> [The request] Please retype the data in full and exactly; the pictures are not part of the copy.

··· Dataset records ···

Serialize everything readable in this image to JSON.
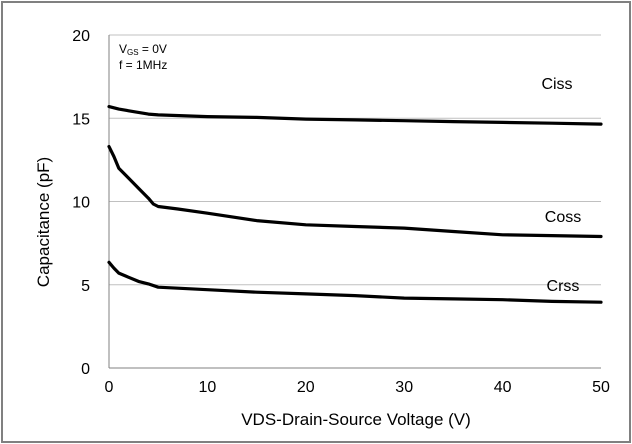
{
  "chart_data": {
    "type": "line",
    "title": "",
    "xlabel": "VDS-Drain-Source Voltage (V)",
    "ylabel": "Capacitance (pF)",
    "xlim": [
      0,
      50
    ],
    "ylim": [
      0,
      20
    ],
    "x_ticks": [
      "0",
      "10",
      "20",
      "30",
      "40",
      "50"
    ],
    "y_ticks": [
      "0",
      "5",
      "10",
      "15",
      "20"
    ],
    "grid": "horizontal",
    "conditions": {
      "vgs_main": "V",
      "vgs_sub": "GS",
      "vgs_value": " = 0V",
      "freq": "f = 1MHz"
    },
    "series": [
      {
        "name": "Ciss",
        "x": [
          0,
          1,
          2,
          3,
          4,
          5,
          10,
          15,
          20,
          25,
          30,
          35,
          40,
          45,
          50
        ],
        "y": [
          15.7,
          15.55,
          15.45,
          15.35,
          15.25,
          15.2,
          15.1,
          15.05,
          14.95,
          14.9,
          14.85,
          14.8,
          14.75,
          14.7,
          14.65
        ]
      },
      {
        "name": "Coss",
        "x": [
          0,
          0.5,
          1,
          2,
          3,
          4,
          4.5,
          5,
          7,
          10,
          15,
          20,
          25,
          30,
          35,
          40,
          45,
          50
        ],
        "y": [
          13.3,
          12.7,
          12.0,
          11.4,
          10.8,
          10.2,
          9.85,
          9.7,
          9.55,
          9.3,
          8.85,
          8.6,
          8.5,
          8.4,
          8.2,
          8.0,
          7.95,
          7.9
        ]
      },
      {
        "name": "Crss",
        "x": [
          0,
          0.5,
          1,
          2,
          3,
          4,
          5,
          10,
          15,
          20,
          25,
          30,
          35,
          40,
          45,
          50
        ],
        "y": [
          6.35,
          6.0,
          5.7,
          5.45,
          5.2,
          5.05,
          4.85,
          4.7,
          4.55,
          4.45,
          4.35,
          4.2,
          4.15,
          4.1,
          4.0,
          3.95
        ]
      }
    ],
    "colors": {
      "line": "#000000",
      "grid": "#c0c0c0",
      "frame": "#808080",
      "axis": "#808080"
    }
  }
}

···

> [Result of the exercise]
Serialize everything readable in this image to JSON.
{
  "chart_data": {
    "type": "line",
    "title": "",
    "xlabel": "VDS-Drain-Source Voltage (V)",
    "ylabel": "Capacitance (pF)",
    "xlim": [
      0,
      50
    ],
    "ylim": [
      0,
      20
    ],
    "x_ticks": [
      "0",
      "10",
      "20",
      "30",
      "40",
      "50"
    ],
    "y_ticks": [
      "0",
      "5",
      "10",
      "15",
      "20"
    ],
    "grid": "horizontal",
    "conditions": {
      "vgs_main": "V",
      "vgs_sub": "GS",
      "vgs_value": " = 0V",
      "freq": "f = 1MHz"
    },
    "series": [
      {
        "name": "Ciss",
        "x": [
          0,
          1,
          2,
          3,
          4,
          5,
          10,
          15,
          20,
          25,
          30,
          35,
          40,
          45,
          50
        ],
        "y": [
          15.7,
          15.55,
          15.45,
          15.35,
          15.25,
          15.2,
          15.1,
          15.05,
          14.95,
          14.9,
          14.85,
          14.8,
          14.75,
          14.7,
          14.65
        ]
      },
      {
        "name": "Coss",
        "x": [
          0,
          0.5,
          1,
          2,
          3,
          4,
          4.5,
          5,
          7,
          10,
          15,
          20,
          25,
          30,
          35,
          40,
          45,
          50
        ],
        "y": [
          13.3,
          12.7,
          12.0,
          11.4,
          10.8,
          10.2,
          9.85,
          9.7,
          9.55,
          9.3,
          8.85,
          8.6,
          8.5,
          8.4,
          8.2,
          8.0,
          7.95,
          7.9
        ]
      },
      {
        "name": "Crss",
        "x": [
          0,
          0.5,
          1,
          2,
          3,
          4,
          5,
          10,
          15,
          20,
          25,
          30,
          35,
          40,
          45,
          50
        ],
        "y": [
          6.35,
          6.0,
          5.7,
          5.45,
          5.2,
          5.05,
          4.85,
          4.7,
          4.55,
          4.45,
          4.35,
          4.2,
          4.15,
          4.1,
          4.0,
          3.95
        ]
      }
    ],
    "colors": {
      "line": "#000000",
      "grid": "#c0c0c0",
      "frame": "#808080",
      "axis": "#808080"
    }
  }
}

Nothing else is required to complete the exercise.